Repeat every line of the records below word for word, with each name and coordinate unchanged.

————

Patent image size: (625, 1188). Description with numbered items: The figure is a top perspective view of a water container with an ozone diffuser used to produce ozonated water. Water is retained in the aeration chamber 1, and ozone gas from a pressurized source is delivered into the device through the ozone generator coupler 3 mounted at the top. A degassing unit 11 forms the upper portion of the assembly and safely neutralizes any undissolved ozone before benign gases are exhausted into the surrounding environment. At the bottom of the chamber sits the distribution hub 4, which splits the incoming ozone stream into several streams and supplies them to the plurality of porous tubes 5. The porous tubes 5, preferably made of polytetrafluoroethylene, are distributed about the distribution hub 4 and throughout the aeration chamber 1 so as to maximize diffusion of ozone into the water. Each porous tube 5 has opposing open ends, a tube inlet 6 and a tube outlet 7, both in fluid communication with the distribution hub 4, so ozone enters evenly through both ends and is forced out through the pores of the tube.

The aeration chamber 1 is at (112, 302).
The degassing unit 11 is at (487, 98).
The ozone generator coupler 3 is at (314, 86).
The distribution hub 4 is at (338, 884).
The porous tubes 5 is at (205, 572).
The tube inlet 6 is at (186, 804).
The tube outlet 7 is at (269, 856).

————

== RESPONSE TO THE EXERCISE ==
Patent image size: (625, 1188). Description with numbered items: The figure is a top perspective view of a water container with an ozone diffuser used to produce ozonated water. Water is retained in the aeration chamber 1, and ozone gas from a pressurized source is delivered into the device through the ozone generator coupler 3 mounted at the top. A degassing unit 11 forms the upper portion of the assembly and safely neutralizes any undissolved ozone before benign gases are exhausted into the surrounding environment. At the bottom of the chamber sits the distribution hub 4, which splits the incoming ozone stream into several streams and supplies them to the plurality of porous tubes 5. The porous tubes 5, preferably made of polytetrafluoroethylene, are distributed about the distribution hub 4 and throughout the aeration chamber 1 so as to maximize diffusion of ozone into the water. Each porous tube 5 has opposing open ends, a tube inlet 6 and a tube outlet 7, both in fluid communication with the distribution hub 4, so ozone enters evenly through both ends and is forced out through the pores of the tube.

The aeration chamber 1 is at (112, 302).
The degassing unit 11 is at (487, 98).
The ozone generator coupler 3 is at (314, 86).
The distribution hub 4 is at (338, 884).
The porous tubes 5 is at (205, 572).
The tube inlet 6 is at (186, 804).
The tube outlet 7 is at (269, 856).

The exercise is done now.